▶ WHAT IS BEING ASKED
Determine the number of lines that have the string "this" in them, and give only that number.
START
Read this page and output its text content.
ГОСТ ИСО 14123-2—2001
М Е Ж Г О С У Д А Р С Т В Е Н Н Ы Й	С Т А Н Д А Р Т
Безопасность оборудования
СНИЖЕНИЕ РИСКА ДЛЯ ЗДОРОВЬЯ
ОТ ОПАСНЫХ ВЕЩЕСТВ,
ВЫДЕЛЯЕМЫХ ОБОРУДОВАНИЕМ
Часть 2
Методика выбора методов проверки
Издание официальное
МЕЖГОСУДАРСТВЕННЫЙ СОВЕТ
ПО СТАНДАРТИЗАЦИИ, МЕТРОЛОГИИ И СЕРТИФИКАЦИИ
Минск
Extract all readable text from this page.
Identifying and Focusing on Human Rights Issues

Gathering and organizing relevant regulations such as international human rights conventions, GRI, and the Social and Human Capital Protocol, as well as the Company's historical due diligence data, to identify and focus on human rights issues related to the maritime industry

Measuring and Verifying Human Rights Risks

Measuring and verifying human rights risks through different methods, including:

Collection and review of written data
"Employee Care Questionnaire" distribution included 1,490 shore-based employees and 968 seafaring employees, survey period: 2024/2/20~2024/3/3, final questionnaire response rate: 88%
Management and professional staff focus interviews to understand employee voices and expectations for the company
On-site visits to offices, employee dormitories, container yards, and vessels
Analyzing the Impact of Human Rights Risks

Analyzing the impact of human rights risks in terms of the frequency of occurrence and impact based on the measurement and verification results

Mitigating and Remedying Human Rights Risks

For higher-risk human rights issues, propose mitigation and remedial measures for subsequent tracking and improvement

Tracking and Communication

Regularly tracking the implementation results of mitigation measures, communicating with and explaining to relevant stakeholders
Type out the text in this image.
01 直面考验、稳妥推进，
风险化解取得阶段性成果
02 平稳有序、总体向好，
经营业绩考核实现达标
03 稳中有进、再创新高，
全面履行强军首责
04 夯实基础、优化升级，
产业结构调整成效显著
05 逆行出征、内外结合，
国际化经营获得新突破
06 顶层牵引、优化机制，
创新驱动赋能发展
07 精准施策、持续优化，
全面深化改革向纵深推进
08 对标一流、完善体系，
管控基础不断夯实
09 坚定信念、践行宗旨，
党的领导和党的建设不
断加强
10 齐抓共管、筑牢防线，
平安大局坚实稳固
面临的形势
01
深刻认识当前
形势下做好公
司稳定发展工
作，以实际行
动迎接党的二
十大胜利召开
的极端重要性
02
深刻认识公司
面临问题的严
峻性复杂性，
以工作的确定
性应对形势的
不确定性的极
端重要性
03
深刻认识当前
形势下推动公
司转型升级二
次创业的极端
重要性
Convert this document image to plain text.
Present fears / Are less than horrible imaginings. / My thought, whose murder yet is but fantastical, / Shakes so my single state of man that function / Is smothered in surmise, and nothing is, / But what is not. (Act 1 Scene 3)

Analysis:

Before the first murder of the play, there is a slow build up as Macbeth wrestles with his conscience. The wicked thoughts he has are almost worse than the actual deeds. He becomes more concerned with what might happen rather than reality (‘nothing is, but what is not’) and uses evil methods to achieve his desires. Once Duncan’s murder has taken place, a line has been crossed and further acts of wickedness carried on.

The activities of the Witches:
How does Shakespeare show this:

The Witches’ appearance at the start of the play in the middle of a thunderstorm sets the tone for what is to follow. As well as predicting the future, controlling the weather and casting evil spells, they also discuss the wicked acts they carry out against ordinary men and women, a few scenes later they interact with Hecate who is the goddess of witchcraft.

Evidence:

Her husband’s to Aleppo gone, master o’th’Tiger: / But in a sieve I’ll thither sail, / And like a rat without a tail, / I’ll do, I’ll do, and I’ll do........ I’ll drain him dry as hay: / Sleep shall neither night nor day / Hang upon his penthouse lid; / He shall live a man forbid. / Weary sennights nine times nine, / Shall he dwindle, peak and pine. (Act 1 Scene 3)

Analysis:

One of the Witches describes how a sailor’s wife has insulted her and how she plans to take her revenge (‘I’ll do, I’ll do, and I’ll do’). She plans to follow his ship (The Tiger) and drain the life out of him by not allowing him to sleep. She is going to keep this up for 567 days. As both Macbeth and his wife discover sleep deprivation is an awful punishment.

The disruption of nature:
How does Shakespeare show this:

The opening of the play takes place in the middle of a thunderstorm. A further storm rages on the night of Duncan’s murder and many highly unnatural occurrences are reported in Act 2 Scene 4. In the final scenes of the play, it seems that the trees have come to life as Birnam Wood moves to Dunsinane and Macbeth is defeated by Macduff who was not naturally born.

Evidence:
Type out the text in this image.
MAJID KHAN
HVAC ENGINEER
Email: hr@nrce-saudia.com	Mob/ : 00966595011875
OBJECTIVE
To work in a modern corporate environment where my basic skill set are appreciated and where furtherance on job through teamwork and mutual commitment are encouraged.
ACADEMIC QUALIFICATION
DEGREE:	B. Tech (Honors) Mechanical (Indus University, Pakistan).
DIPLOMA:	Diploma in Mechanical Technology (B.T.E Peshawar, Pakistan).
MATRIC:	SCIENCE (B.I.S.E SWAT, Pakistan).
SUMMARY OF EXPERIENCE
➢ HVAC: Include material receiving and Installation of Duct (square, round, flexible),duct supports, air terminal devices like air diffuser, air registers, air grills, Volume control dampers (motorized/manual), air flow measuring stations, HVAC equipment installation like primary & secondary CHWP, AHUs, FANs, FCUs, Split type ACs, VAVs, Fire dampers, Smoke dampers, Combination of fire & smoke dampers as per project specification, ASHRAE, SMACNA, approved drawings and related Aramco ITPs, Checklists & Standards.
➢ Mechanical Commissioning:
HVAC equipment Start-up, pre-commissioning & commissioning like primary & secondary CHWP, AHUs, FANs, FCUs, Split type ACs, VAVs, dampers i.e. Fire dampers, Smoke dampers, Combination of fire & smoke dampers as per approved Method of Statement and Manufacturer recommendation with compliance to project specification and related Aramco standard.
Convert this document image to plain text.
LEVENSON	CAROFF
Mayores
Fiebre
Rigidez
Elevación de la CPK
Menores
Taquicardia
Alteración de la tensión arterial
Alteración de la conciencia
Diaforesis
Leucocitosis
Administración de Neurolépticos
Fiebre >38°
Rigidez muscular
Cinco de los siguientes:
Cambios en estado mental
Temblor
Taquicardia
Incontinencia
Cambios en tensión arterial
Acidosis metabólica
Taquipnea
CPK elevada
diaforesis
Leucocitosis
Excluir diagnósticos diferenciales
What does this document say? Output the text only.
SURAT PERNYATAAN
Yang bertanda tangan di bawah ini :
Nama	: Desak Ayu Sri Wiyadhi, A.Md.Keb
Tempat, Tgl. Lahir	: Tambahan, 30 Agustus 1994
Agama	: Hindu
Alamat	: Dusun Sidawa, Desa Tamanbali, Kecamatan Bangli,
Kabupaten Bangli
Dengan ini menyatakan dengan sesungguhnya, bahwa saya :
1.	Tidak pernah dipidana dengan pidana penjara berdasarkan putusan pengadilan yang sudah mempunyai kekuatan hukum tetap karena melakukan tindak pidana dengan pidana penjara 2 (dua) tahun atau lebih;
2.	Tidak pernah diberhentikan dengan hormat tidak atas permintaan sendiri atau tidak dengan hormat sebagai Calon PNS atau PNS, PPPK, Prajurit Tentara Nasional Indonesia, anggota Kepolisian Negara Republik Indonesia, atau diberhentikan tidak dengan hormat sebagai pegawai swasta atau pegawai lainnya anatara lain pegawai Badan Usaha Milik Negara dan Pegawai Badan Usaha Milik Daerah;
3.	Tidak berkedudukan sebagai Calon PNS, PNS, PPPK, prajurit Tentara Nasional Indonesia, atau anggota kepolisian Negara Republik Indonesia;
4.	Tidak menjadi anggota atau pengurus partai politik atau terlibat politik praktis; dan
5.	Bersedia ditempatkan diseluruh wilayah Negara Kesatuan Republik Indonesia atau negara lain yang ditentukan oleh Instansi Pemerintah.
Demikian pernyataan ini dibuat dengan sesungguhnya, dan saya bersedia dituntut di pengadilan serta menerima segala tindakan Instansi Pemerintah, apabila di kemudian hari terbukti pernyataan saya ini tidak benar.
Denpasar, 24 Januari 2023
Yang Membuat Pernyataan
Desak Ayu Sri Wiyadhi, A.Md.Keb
END
▶ OUTPUT BELOW
10